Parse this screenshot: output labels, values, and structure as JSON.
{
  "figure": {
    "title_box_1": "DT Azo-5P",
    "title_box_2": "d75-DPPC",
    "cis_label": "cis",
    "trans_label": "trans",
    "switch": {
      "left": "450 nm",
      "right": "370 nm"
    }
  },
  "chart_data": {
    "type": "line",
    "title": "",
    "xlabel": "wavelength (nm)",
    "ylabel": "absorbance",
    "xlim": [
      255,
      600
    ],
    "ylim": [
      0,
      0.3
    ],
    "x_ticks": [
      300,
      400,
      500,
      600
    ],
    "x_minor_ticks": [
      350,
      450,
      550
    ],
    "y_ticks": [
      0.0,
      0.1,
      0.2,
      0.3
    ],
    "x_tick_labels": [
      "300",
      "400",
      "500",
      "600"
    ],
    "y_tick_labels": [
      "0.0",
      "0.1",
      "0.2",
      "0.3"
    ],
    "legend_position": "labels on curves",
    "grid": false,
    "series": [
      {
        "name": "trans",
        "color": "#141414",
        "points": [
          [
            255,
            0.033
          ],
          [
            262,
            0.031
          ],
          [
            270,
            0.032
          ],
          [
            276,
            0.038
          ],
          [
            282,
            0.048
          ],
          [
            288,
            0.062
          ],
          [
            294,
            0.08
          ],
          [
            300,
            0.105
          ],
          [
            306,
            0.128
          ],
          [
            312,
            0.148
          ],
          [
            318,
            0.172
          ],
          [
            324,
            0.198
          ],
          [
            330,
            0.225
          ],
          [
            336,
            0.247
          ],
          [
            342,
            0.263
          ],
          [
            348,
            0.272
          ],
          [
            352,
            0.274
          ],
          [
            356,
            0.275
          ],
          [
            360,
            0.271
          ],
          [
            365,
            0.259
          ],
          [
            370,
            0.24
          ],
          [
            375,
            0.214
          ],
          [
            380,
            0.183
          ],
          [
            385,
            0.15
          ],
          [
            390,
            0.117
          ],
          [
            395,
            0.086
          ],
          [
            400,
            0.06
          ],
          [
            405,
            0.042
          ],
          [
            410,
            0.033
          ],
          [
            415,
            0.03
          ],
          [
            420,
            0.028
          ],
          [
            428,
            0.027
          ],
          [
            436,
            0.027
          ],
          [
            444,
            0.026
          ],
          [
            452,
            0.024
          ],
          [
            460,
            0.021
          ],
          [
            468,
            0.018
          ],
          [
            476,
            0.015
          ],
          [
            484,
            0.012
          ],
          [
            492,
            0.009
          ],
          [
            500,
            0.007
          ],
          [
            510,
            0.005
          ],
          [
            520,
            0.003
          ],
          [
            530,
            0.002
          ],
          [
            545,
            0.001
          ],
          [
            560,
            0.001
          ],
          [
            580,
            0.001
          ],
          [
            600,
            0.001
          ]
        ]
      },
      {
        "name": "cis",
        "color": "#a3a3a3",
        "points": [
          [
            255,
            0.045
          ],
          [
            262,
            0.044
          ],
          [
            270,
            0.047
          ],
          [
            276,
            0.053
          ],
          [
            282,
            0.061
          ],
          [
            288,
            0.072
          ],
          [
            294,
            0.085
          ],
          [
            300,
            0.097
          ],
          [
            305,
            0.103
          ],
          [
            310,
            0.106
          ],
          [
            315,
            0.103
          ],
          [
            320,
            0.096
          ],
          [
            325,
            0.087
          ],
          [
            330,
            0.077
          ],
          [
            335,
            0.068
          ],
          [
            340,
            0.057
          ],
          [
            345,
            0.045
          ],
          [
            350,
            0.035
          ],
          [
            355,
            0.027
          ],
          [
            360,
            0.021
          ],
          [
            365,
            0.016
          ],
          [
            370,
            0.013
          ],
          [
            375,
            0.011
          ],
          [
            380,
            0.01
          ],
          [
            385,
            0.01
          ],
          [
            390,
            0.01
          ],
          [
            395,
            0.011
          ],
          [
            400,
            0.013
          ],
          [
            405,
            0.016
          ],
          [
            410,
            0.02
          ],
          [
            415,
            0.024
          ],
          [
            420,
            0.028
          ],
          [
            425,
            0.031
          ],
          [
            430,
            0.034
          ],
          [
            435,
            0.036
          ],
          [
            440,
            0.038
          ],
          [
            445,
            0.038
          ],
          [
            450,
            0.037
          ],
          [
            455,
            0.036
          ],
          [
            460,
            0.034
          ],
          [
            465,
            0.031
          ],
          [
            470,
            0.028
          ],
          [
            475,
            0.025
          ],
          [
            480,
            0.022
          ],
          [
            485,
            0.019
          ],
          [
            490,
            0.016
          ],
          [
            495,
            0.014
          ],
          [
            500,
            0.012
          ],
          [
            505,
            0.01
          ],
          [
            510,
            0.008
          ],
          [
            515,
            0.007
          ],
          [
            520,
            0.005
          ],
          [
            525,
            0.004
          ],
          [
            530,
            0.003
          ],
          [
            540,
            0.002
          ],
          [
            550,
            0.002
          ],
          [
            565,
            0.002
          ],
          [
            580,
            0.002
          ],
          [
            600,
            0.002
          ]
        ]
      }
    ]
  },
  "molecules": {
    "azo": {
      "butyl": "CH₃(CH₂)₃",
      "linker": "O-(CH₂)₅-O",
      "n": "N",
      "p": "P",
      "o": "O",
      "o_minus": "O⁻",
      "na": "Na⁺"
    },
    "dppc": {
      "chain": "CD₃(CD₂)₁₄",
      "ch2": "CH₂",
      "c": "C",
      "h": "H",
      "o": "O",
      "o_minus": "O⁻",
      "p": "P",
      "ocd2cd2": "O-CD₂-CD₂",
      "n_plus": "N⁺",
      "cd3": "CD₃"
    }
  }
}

• Exercise goal: Repeat all of the entries exactly.

• Exercise output:
Parse this screenshot: output labels, values, and structure as JSON.
{
  "figure": {
    "title_box_1": "DT Azo-5P",
    "title_box_2": "d75-DPPC",
    "cis_label": "cis",
    "trans_label": "trans",
    "switch": {
      "left": "450 nm",
      "right": "370 nm"
    }
  },
  "chart_data": {
    "type": "line",
    "title": "",
    "xlabel": "wavelength (nm)",
    "ylabel": "absorbance",
    "xlim": [
      255,
      600
    ],
    "ylim": [
      0,
      0.3
    ],
    "x_ticks": [
      300,
      400,
      500,
      600
    ],
    "x_minor_ticks": [
      350,
      450,
      550
    ],
    "y_ticks": [
      0.0,
      0.1,
      0.2,
      0.3
    ],
    "x_tick_labels": [
      "300",
      "400",
      "500",
      "600"
    ],
    "y_tick_labels": [
      "0.0",
      "0.1",
      "0.2",
      "0.3"
    ],
    "legend_position": "labels on curves",
    "grid": false,
    "series": [
      {
        "name": "trans",
        "color": "#141414",
        "points": [
          [
            255,
            0.033
          ],
          [
            262,
            0.031
          ],
          [
            270,
            0.032
          ],
          [
            276,
            0.038
          ],
          [
            282,
            0.048
          ],
          [
            288,
            0.062
          ],
          [
            294,
            0.08
          ],
          [
            300,
            0.105
          ],
          [
            306,
            0.128
          ],
          [
            312,
            0.148
          ],
          [
            318,
            0.172
          ],
          [
            324,
            0.198
          ],
          [
            330,
            0.225
          ],
          [
            336,
            0.247
          ],
          [
            342,
            0.263
          ],
          [
            348,
            0.272
          ],
          [
            352,
            0.274
          ],
          [
            356,
            0.275
          ],
          [
            360,
            0.271
          ],
          [
            365,
            0.259
          ],
          [
            370,
            0.24
          ],
          [
            375,
            0.214
          ],
          [
            380,
            0.183
          ],
          [
            385,
            0.15
          ],
          [
            390,
            0.117
          ],
          [
            395,
            0.086
          ],
          [
            400,
            0.06
          ],
          [
            405,
            0.042
          ],
          [
            410,
            0.033
          ],
          [
            415,
            0.03
          ],
          [
            420,
            0.028
          ],
          [
            428,
            0.027
          ],
          [
            436,
            0.027
          ],
          [
            444,
            0.026
          ],
          [
            452,
            0.024
          ],
          [
            460,
            0.021
          ],
          [
            468,
            0.018
          ],
          [
            476,
            0.015
          ],
          [
            484,
            0.012
          ],
          [
            492,
            0.009
          ],
          [
            500,
            0.007
          ],
          [
            510,
            0.005
          ],
          [
            520,
            0.003
          ],
          [
            530,
            0.002
          ],
          [
            545,
            0.001
          ],
          [
            560,
            0.001
          ],
          [
            580,
            0.001
          ],
          [
            600,
            0.001
          ]
        ]
      },
      {
        "name": "cis",
        "color": "#a3a3a3",
        "points": [
          [
            255,
            0.045
          ],
          [
            262,
            0.044
          ],
          [
            270,
            0.047
          ],
          [
            276,
            0.053
          ],
          [
            282,
            0.061
          ],
          [
            288,
            0.072
          ],
          [
            294,
            0.085
          ],
          [
            300,
            0.097
          ],
          [
            305,
            0.103
          ],
          [
            310,
            0.106
          ],
          [
            315,
            0.103
          ],
          [
            320,
            0.096
          ],
          [
            325,
            0.087
          ],
          [
            330,
            0.077
          ],
          [
            335,
            0.068
          ],
          [
            340,
            0.057
          ],
          [
            345,
            0.045
          ],
          [
            350,
            0.035
          ],
          [
            355,
            0.027
          ],
          [
            360,
            0.021
          ],
          [
            365,
            0.016
          ],
          [
            370,
            0.013
          ],
          [
            375,
            0.011
          ],
          [
            380,
            0.01
          ],
          [
            385,
            0.01
          ],
          [
            390,
            0.01
          ],
          [
            395,
            0.011
          ],
          [
            400,
            0.013
          ],
          [
            405,
            0.016
          ],
          [
            410,
            0.02
          ],
          [
            415,
            0.024
          ],
          [
            420,
            0.028
          ],
          [
            425,
            0.031
          ],
          [
            430,
            0.034
          ],
          [
            435,
            0.036
          ],
          [
            440,
            0.038
          ],
          [
            445,
            0.038
          ],
          [
            450,
            0.037
          ],
          [
            455,
            0.036
          ],
          [
            460,
            0.034
          ],
          [
            465,
            0.031
          ],
          [
            470,
            0.028
          ],
          [
            475,
            0.025
          ],
          [
            480,
            0.022
          ],
          [
            485,
            0.019
          ],
          [
            490,
            0.016
          ],
          [
            495,
            0.014
          ],
          [
            500,
            0.012
          ],
          [
            505,
            0.01
          ],
          [
            510,
            0.008
          ],
          [
            515,
            0.007
          ],
          [
            520,
            0.005
          ],
          [
            525,
            0.004
          ],
          [
            530,
            0.003
          ],
          [
            540,
            0.002
          ],
          [
            550,
            0.002
          ],
          [
            565,
            0.002
          ],
          [
            580,
            0.002
          ],
          [
            600,
            0.002
          ]
        ]
      }
    ]
  },
  "molecules": {
    "azo": {
      "butyl": "CH₃(CH₂)₃",
      "linker": "O-(CH₂)₅-O",
      "n": "N",
      "p": "P",
      "o": "O",
      "o_minus": "O⁻",
      "na": "Na⁺"
    },
    "dppc": {
      "chain": "CD₃(CD₂)₁₄",
      "ch2": "CH₂",
      "c": "C",
      "h": "H",
      "o": "O",
      "o_minus": "O⁻",
      "p": "P",
      "ocd2cd2": "O-CD₂-CD₂",
      "n_plus": "N⁺",
      "cd3": "CD₃"
    }
  }
}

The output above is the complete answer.